- **Task statement**
Set down the full listing exactly as given. Any pictures are to be left out.

- **Dataset records**
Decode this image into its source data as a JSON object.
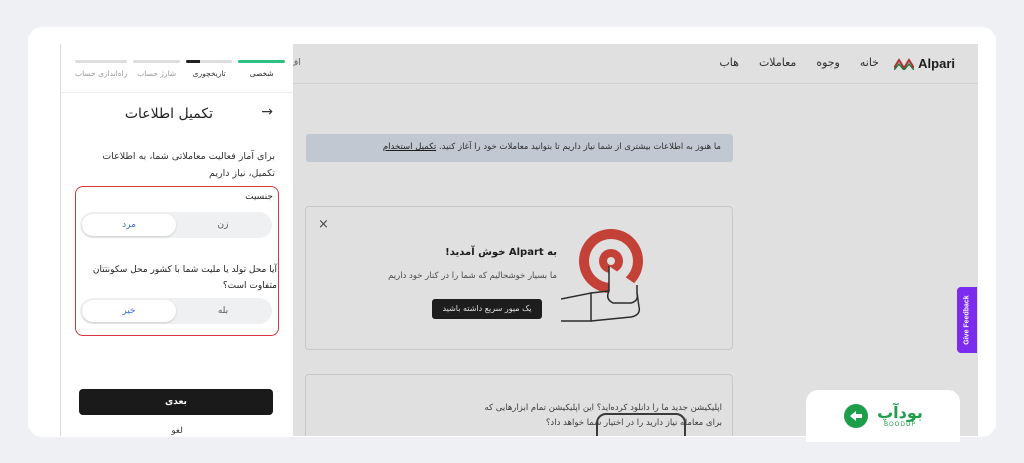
{
  "app": {
    "brand": "Alpari",
    "nav": [
      "خانه",
      "وجوه",
      "معاملات",
      "هاب"
    ],
    "partial_nav": "اف",
    "banner_text": "ما هنوز به اطلاعات بیشتری از شما نیاز داریم تا بتوانید معاملات خود را آغاز کنید.",
    "banner_link": "تکمیل استخدام",
    "welcome_title": "به Alpart خوش آمدید!",
    "welcome_text": "ما بسیار خوشحالیم که شما را در کنار خود داریم",
    "tour_button": "یک میور سریع داشته باشید",
    "close_icon": "×",
    "app_promo": "اپلیکیشن جدید ما را دانلود کرده‌اید؟ این اپلیکیشن تمام ابزارهایی که برای معامله نیاز دارید را در اختیار شما خواهد داد؟",
    "feedback": "Give Feedback"
  },
  "drawer": {
    "steps": [
      {
        "label": "شخصی",
        "state": "done"
      },
      {
        "label": "تاریخچوری",
        "state": "current"
      },
      {
        "label": "شارژ حساب",
        "state": "todo"
      },
      {
        "label": "راه‌اندازی حساب",
        "state": "todo"
      }
    ],
    "back_icon": "arrow-right-icon",
    "title": "تکمیل اطلاعات",
    "intro": "برای آمار فعالیت معاملاتی شما، به اطلاعات تکمیل، نیاز داریم",
    "gender_label": "جنسیت",
    "gender_options": [
      "مرد",
      "زن"
    ],
    "gender_selected": "مرد",
    "q2": "آیا محل تولد یا ملیت شما با کشور محل سکونتتان متفاوت است؟",
    "q2_options": [
      "خیر",
      "بله"
    ],
    "q2_selected": "خیر",
    "next": "بعدی",
    "cancel": "لغو"
  },
  "watermark": {
    "title": "بودآپ",
    "sub": "BOODUP"
  },
  "colors": {
    "accent_green": "#2bbf83",
    "highlight_red": "#d9343f",
    "feedback_purple": "#7b2cf0",
    "selected_blue": "#3a6fd8"
  }
}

- **Output below**
Decode this image into its source data as a JSON object.
{
  "app": {
    "brand": "Alpari",
    "nav": [
      "خانه",
      "وجوه",
      "معاملات",
      "هاب"
    ],
    "partial_nav": "اف",
    "banner_text": "ما هنوز به اطلاعات بیشتری از شما نیاز داریم تا بتوانید معاملات خود را آغاز کنید.",
    "banner_link": "تکمیل استخدام",
    "welcome_title": "به Alpart خوش آمدید!",
    "welcome_text": "ما بسیار خوشحالیم که شما را در کنار خود داریم",
    "tour_button": "یک میور سریع داشته باشید",
    "close_icon": "×",
    "app_promo": "اپلیکیشن جدید ما را دانلود کرده‌اید؟ این اپلیکیشن تمام ابزارهایی که برای معامله نیاز دارید را در اختیار شما خواهد داد؟",
    "feedback": "Give Feedback"
  },
  "drawer": {
    "steps": [
      {
        "label": "شخصی",
        "state": "done"
      },
      {
        "label": "تاریخچوری",
        "state": "current"
      },
      {
        "label": "شارژ حساب",
        "state": "todo"
      },
      {
        "label": "راه‌اندازی حساب",
        "state": "todo"
      }
    ],
    "back_icon": "arrow-right-icon",
    "title": "تکمیل اطلاعات",
    "intro": "برای آمار فعالیت معاملاتی شما، به اطلاعات تکمیل، نیاز داریم",
    "gender_label": "جنسیت",
    "gender_options": [
      "مرد",
      "زن"
    ],
    "gender_selected": "مرد",
    "q2": "آیا محل تولد یا ملیت شما با کشور محل سکونتتان متفاوت است؟",
    "q2_options": [
      "خیر",
      "بله"
    ],
    "q2_selected": "خیر",
    "next": "بعدی",
    "cancel": "لغو"
  },
  "watermark": {
    "title": "بودآپ",
    "sub": "BOODUP"
  },
  "colors": {
    "accent_green": "#2bbf83",
    "highlight_red": "#d9343f",
    "feedback_purple": "#7b2cf0",
    "selected_blue": "#3a6fd8"
  }
}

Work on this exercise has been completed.